◆ RECORD LIST:

══════════════════════════════

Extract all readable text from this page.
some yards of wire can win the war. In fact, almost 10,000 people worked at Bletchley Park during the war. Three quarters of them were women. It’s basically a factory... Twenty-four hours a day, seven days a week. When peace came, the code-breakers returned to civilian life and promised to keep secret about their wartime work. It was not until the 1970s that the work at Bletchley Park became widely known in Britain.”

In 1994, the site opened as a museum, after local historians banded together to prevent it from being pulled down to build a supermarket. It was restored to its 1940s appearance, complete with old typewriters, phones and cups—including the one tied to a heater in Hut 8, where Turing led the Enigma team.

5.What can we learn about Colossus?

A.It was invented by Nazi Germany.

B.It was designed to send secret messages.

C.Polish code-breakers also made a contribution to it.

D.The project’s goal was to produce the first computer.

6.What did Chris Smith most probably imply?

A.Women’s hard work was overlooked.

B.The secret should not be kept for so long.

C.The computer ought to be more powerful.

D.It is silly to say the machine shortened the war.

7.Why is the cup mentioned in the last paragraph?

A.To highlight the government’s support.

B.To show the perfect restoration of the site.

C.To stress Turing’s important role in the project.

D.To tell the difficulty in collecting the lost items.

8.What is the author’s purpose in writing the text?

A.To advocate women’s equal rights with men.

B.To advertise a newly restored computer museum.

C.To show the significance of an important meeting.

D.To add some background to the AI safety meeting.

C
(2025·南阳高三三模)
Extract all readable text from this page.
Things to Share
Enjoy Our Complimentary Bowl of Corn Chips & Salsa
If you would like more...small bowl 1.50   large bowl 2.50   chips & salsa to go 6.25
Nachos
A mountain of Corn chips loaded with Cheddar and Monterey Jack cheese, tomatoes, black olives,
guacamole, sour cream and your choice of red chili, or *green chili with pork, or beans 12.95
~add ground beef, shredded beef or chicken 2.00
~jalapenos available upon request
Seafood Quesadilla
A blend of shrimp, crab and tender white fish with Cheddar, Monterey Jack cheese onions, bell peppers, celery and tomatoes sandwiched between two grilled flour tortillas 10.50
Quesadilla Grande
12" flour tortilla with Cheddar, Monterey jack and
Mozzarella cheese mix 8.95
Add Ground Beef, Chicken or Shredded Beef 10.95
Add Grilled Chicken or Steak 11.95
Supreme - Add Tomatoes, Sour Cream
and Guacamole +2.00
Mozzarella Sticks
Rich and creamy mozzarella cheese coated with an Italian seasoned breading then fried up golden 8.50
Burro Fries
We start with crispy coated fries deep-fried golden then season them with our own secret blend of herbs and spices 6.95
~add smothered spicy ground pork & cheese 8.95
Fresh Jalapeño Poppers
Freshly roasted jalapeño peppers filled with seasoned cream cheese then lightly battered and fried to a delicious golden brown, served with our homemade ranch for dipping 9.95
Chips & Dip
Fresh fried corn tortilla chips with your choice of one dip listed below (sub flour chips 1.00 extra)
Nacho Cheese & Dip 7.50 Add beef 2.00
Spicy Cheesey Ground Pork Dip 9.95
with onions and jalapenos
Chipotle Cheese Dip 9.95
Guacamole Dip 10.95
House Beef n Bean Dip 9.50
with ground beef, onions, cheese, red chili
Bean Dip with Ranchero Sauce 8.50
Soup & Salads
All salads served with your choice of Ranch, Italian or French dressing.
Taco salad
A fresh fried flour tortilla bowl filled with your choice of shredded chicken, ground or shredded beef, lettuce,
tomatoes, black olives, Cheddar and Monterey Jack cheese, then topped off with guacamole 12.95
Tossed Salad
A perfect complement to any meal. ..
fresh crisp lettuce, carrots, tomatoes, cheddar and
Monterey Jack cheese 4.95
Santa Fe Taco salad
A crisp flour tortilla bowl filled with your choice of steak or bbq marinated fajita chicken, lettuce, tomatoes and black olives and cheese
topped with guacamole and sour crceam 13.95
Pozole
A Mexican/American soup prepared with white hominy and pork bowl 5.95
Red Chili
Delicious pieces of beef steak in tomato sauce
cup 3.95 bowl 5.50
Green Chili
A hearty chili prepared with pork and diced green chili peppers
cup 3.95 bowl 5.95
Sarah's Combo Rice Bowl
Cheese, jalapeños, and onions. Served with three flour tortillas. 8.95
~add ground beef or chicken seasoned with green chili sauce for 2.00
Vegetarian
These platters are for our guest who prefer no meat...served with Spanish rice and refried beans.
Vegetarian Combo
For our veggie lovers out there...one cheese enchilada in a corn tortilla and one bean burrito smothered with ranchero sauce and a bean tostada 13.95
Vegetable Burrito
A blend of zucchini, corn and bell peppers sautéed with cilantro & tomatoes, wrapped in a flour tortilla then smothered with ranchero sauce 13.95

══════════════════════════════

Write down the number of lines where the word "meeting" appears, and nothing further.

◆ FINISHED TASK: 2